* **STATED TASK**
Write the entries out again exactly as they stand, but without the pictures.

* **INPUT RECORDS**

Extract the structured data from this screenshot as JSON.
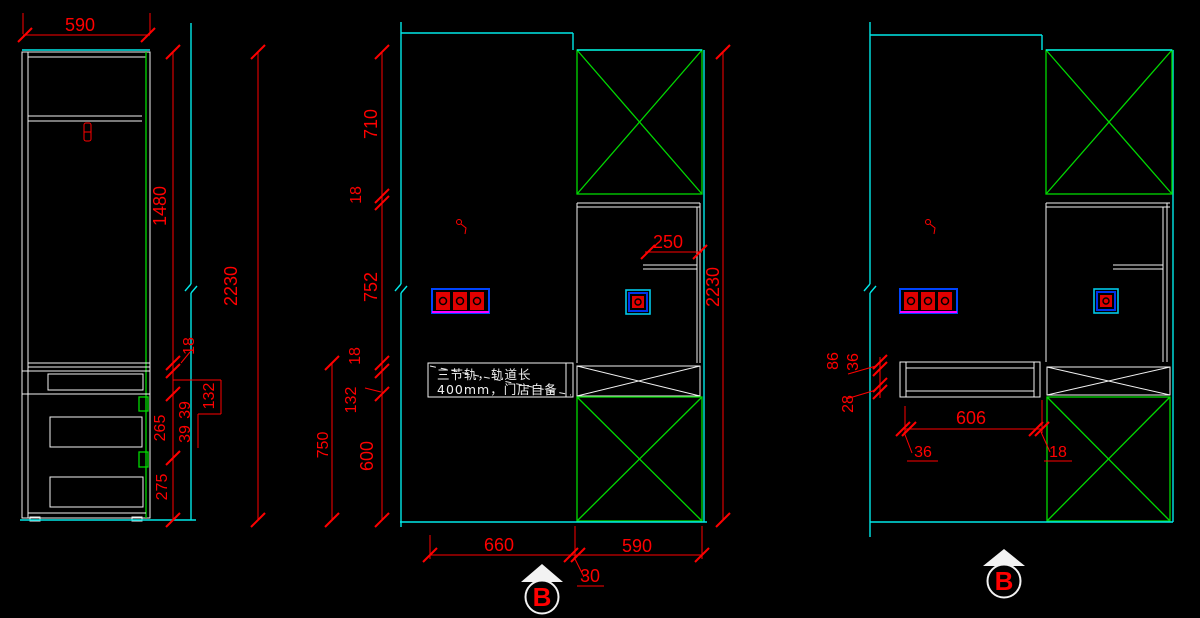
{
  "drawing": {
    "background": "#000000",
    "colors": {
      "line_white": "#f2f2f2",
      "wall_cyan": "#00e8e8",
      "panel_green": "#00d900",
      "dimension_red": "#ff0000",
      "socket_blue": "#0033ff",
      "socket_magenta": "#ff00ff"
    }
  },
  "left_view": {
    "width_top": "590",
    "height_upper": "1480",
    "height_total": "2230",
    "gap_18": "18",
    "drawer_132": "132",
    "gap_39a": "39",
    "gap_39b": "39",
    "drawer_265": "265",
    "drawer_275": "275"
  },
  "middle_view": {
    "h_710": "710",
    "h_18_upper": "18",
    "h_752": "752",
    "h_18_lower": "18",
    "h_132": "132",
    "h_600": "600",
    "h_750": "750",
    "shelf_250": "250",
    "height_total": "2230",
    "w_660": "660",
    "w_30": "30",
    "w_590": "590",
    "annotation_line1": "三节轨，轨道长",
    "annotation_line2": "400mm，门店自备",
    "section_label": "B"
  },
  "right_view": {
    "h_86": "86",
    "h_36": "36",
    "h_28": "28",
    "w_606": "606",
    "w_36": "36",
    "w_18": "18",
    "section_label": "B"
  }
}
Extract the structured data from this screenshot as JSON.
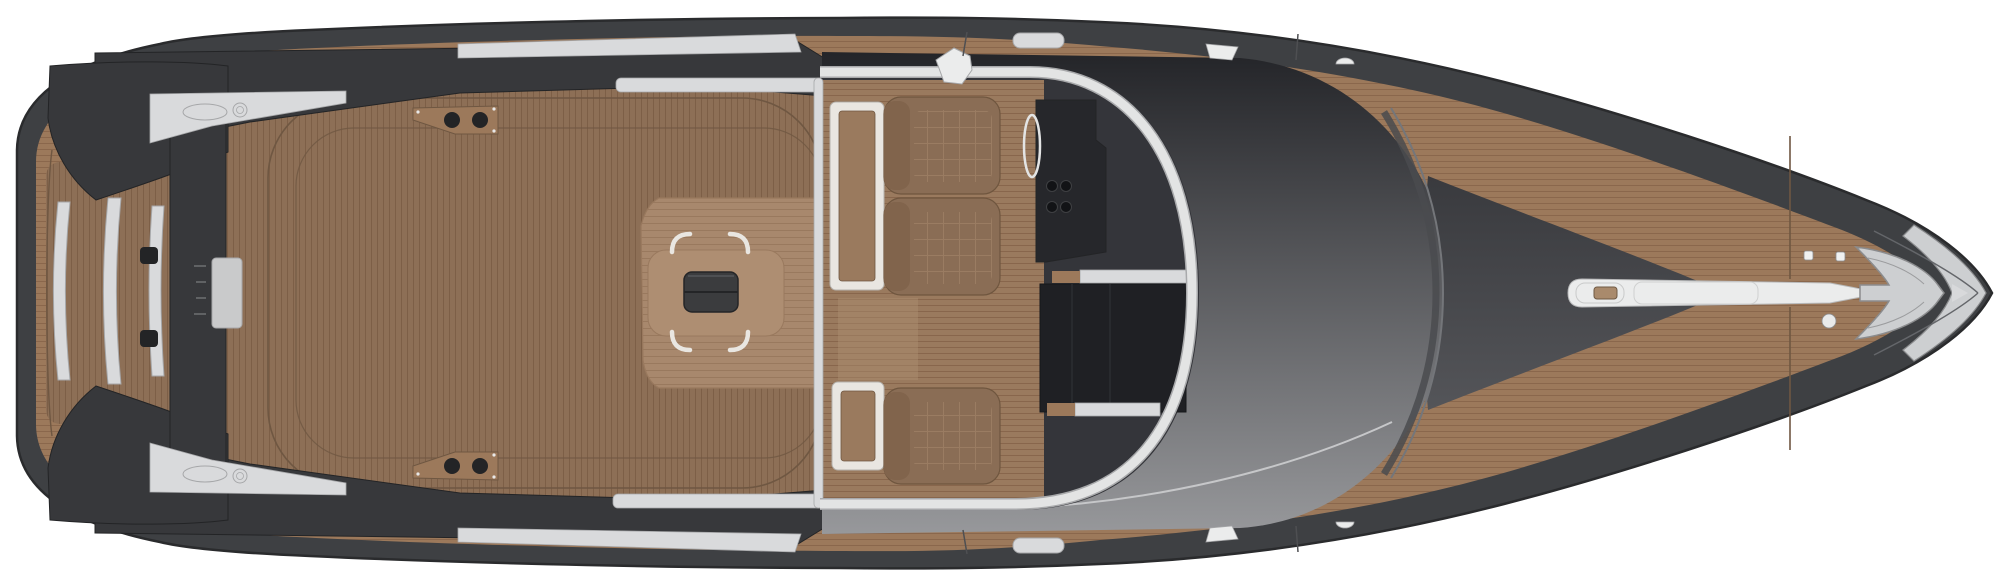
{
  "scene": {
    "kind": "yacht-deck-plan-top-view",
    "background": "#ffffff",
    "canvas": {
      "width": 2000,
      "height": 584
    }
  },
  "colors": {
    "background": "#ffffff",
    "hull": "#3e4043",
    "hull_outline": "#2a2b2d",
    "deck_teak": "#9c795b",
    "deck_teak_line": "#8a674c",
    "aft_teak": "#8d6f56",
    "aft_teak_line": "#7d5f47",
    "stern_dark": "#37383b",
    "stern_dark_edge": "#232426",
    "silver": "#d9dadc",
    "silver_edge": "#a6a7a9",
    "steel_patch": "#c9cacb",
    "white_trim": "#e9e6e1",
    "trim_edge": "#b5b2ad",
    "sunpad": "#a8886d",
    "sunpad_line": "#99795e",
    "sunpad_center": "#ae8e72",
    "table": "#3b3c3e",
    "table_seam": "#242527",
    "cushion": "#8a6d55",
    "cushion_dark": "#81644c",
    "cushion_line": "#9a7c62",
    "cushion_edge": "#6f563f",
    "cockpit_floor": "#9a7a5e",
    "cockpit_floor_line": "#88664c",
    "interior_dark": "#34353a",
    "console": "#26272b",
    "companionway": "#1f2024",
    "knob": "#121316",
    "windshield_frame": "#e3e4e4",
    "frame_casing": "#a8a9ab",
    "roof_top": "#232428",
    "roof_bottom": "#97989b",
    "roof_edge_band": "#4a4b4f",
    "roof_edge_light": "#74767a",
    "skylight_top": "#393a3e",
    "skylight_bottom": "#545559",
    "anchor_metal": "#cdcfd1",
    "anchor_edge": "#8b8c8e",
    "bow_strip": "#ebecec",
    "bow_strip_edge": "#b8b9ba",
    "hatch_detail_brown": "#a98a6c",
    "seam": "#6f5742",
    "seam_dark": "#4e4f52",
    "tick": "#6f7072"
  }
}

* **PROBLEM SOLUTION**
Extract the structured data from this screenshot as JSON.
{
  "drawing": {
    "background": "#000000",
    "colors": {
      "line_white": "#f2f2f2",
      "wall_cyan": "#00e8e8",
      "panel_green": "#00d900",
      "dimension_red": "#ff0000",
      "socket_blue": "#0033ff",
      "socket_magenta": "#ff00ff"
    }
  },
  "left_view": {
    "width_top": "590",
    "height_upper": "1480",
    "height_total": "2230",
    "gap_18": "18",
    "drawer_132": "132",
    "gap_39a": "39",
    "gap_39b": "39",
    "drawer_265": "265",
    "drawer_275": "275"
  },
  "middle_view": {
    "h_710": "710",
    "h_18_upper": "18",
    "h_752": "752",
    "h_18_lower": "18",
    "h_132": "132",
    "h_600": "600",
    "h_750": "750",
    "shelf_250": "250",
    "height_total": "2230",
    "w_660": "660",
    "w_30": "30",
    "w_590": "590",
    "annotation_line1": "三节轨，轨道长",
    "annotation_line2": "400mm，门店自备",
    "section_label": "B"
  },
  "right_view": {
    "h_86": "86",
    "h_36": "36",
    "h_28": "28",
    "w_606": "606",
    "w_36": "36",
    "w_18": "18",
    "section_label": "B"
  }
}
Extract the structured data from this screenshot as JSON.
{
  "scene": {
    "kind": "yacht-deck-plan-top-view",
    "background": "#ffffff",
    "canvas": {
      "width": 2000,
      "height": 584
    }
  },
  "colors": {
    "background": "#ffffff",
    "hull": "#3e4043",
    "hull_outline": "#2a2b2d",
    "deck_teak": "#9c795b",
    "deck_teak_line": "#8a674c",
    "aft_teak": "#8d6f56",
    "aft_teak_line": "#7d5f47",
    "stern_dark": "#37383b",
    "stern_dark_edge": "#232426",
    "silver": "#d9dadc",
    "silver_edge": "#a6a7a9",
    "steel_patch": "#c9cacb",
    "white_trim": "#e9e6e1",
    "trim_edge": "#b5b2ad",
    "sunpad": "#a8886d",
    "sunpad_line": "#99795e",
    "sunpad_center": "#ae8e72",
    "table": "#3b3c3e",
    "table_seam": "#242527",
    "cushion": "#8a6d55",
    "cushion_dark": "#81644c",
    "cushion_line": "#9a7c62",
    "cushion_edge": "#6f563f",
    "cockpit_floor": "#9a7a5e",
    "cockpit_floor_line": "#88664c",
    "interior_dark": "#34353a",
    "console": "#26272b",
    "companionway": "#1f2024",
    "knob": "#121316",
    "windshield_frame": "#e3e4e4",
    "frame_casing": "#a8a9ab",
    "roof_top": "#232428",
    "roof_bottom": "#97989b",
    "roof_edge_band": "#4a4b4f",
    "roof_edge_light": "#74767a",
    "skylight_top": "#393a3e",
    "skylight_bottom": "#545559",
    "anchor_metal": "#cdcfd1",
    "anchor_edge": "#8b8c8e",
    "bow_strip": "#ebecec",
    "bow_strip_edge": "#b8b9ba",
    "hatch_detail_brown": "#a98a6c",
    "seam": "#6f5742",
    "seam_dark": "#4e4f52",
    "tick": "#6f7072"
  }
}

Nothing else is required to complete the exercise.